Task brief
Make an exact copy of the records, dropping all pictures.

+++ Extracted data

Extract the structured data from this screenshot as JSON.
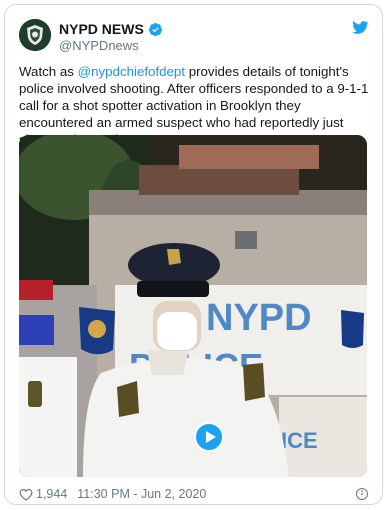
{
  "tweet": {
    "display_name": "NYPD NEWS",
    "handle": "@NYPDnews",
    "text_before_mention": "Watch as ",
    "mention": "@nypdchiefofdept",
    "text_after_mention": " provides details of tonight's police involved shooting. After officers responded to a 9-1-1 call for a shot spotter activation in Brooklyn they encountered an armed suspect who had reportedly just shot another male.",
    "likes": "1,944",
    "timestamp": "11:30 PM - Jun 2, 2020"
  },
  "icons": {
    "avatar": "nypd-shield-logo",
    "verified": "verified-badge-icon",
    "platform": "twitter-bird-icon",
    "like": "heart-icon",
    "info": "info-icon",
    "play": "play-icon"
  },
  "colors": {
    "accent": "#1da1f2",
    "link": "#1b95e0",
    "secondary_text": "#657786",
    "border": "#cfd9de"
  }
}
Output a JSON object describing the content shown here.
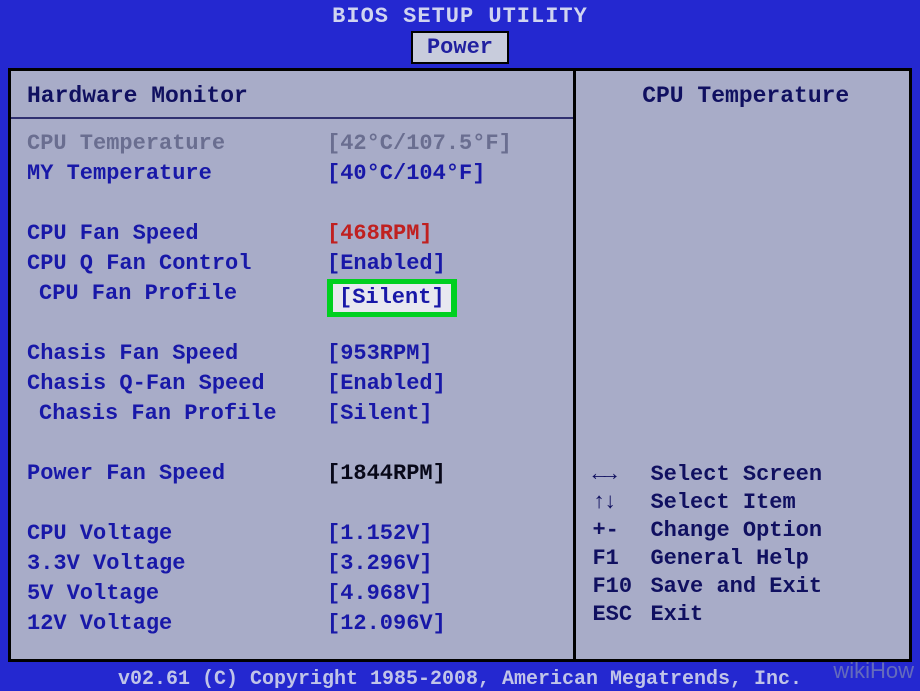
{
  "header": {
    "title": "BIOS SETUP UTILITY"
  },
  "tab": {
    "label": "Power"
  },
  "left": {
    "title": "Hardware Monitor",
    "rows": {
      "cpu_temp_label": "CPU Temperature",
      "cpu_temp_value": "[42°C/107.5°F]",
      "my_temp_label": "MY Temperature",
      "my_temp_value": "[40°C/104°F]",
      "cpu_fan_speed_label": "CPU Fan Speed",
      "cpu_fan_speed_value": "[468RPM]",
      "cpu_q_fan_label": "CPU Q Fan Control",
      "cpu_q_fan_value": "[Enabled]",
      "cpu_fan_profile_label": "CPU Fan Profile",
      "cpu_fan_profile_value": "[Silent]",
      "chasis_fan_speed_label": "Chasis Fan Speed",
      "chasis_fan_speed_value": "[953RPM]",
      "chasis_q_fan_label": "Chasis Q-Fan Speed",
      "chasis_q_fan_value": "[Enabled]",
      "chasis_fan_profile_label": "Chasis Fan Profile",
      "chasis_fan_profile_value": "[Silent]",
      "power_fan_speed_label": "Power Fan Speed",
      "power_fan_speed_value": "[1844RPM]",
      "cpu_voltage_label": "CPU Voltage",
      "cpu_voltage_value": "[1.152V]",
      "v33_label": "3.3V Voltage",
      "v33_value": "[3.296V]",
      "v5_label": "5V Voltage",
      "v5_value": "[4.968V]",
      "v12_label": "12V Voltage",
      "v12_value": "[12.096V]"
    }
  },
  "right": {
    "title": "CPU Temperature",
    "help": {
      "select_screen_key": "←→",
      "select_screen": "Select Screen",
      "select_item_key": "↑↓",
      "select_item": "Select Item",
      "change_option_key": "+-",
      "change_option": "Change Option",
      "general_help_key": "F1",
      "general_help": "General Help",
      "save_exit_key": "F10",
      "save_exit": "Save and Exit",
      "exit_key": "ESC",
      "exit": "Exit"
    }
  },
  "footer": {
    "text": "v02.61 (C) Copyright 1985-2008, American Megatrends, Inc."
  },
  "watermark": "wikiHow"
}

++++++

Exercise answer
Extract the structured data from this screenshot as JSON.
{
  "tweet": {
    "display_name": "NYPD NEWS",
    "handle": "@NYPDnews",
    "text_before_mention": "Watch as ",
    "mention": "@nypdchiefofdept",
    "text_after_mention": " provides details of tonight's police involved shooting. After officers responded to a 9-1-1 call for a shot spotter activation in Brooklyn they encountered an armed suspect who had reportedly just shot another male.",
    "likes": "1,944",
    "timestamp": "11:30 PM - Jun 2, 2020"
  },
  "icons": {
    "avatar": "nypd-shield-logo",
    "verified": "verified-badge-icon",
    "platform": "twitter-bird-icon",
    "like": "heart-icon",
    "info": "info-icon",
    "play": "play-icon"
  },
  "colors": {
    "accent": "#1da1f2",
    "link": "#1b95e0",
    "secondary_text": "#657786",
    "border": "#cfd9de"
  }
}
Output a JSON object describing the content shown here.
{
  "header": {
    "title": "BIOS SETUP UTILITY"
  },
  "tab": {
    "label": "Power"
  },
  "left": {
    "title": "Hardware Monitor",
    "rows": {
      "cpu_temp_label": "CPU Temperature",
      "cpu_temp_value": "[42°C/107.5°F]",
      "my_temp_label": "MY Temperature",
      "my_temp_value": "[40°C/104°F]",
      "cpu_fan_speed_label": "CPU Fan Speed",
      "cpu_fan_speed_value": "[468RPM]",
      "cpu_q_fan_label": "CPU Q Fan Control",
      "cpu_q_fan_value": "[Enabled]",
      "cpu_fan_profile_label": "CPU Fan Profile",
      "cpu_fan_profile_value": "[Silent]",
      "chasis_fan_speed_label": "Chasis Fan Speed",
      "chasis_fan_speed_value": "[953RPM]",
      "chasis_q_fan_label": "Chasis Q-Fan Speed",
      "chasis_q_fan_value": "[Enabled]",
      "chasis_fan_profile_label": "Chasis Fan Profile",
      "chasis_fan_profile_value": "[Silent]",
      "power_fan_speed_label": "Power Fan Speed",
      "power_fan_speed_value": "[1844RPM]",
      "cpu_voltage_label": "CPU Voltage",
      "cpu_voltage_value": "[1.152V]",
      "v33_label": "3.3V Voltage",
      "v33_value": "[3.296V]",
      "v5_label": "5V Voltage",
      "v5_value": "[4.968V]",
      "v12_label": "12V Voltage",
      "v12_value": "[12.096V]"
    }
  },
  "right": {
    "title": "CPU Temperature",
    "help": {
      "select_screen_key": "←→",
      "select_screen": "Select Screen",
      "select_item_key": "↑↓",
      "select_item": "Select Item",
      "change_option_key": "+-",
      "change_option": "Change Option",
      "general_help_key": "F1",
      "general_help": "General Help",
      "save_exit_key": "F10",
      "save_exit": "Save and Exit",
      "exit_key": "ESC",
      "exit": "Exit"
    }
  },
  "footer": {
    "text": "v02.61 (C) Copyright 1985-2008, American Megatrends, Inc."
  },
  "watermark": "wikiHow"
}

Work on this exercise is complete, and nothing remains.